-- start Data shown --

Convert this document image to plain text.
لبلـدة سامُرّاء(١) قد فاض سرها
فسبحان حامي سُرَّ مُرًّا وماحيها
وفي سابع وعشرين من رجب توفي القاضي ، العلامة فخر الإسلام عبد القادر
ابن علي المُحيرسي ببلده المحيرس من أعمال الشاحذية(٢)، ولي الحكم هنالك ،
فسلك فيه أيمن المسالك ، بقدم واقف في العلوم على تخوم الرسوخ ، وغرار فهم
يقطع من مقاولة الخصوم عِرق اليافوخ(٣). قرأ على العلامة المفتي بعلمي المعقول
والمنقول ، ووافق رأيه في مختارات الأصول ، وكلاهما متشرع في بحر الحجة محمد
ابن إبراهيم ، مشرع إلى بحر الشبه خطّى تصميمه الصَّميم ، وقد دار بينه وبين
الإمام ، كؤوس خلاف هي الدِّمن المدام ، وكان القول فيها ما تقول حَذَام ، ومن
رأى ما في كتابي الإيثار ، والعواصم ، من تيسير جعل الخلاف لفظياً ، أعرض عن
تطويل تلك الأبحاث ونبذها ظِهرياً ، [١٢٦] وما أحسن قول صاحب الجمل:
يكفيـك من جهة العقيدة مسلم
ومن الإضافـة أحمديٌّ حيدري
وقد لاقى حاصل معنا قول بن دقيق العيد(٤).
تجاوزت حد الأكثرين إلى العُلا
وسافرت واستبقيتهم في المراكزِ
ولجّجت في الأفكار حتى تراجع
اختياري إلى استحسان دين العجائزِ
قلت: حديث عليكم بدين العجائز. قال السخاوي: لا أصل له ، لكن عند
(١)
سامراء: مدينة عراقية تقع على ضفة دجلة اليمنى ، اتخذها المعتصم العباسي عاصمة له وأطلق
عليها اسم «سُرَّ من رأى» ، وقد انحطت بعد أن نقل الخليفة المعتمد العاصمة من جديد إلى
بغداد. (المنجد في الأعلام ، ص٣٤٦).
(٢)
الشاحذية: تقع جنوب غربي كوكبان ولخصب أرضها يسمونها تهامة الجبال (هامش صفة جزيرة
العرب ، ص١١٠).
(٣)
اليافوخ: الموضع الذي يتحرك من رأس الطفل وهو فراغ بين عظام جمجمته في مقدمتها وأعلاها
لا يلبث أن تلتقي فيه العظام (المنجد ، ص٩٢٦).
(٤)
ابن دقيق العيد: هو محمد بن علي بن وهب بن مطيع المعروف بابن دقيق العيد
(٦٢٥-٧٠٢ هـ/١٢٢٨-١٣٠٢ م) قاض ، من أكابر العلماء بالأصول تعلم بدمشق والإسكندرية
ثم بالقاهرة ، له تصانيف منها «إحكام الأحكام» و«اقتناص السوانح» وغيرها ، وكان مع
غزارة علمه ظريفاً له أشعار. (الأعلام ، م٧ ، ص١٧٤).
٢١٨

-- end Data shown --

### Set exercise
Pull out every line in the material above where "العيد" occurs.

### Response
وقد لاقى حاصل معنا قول بن دقيق العيد(٤).
ابن دقيق العيد: هو محمد بن علي بن وهب بن مطيع المعروف بابن دقيق العيد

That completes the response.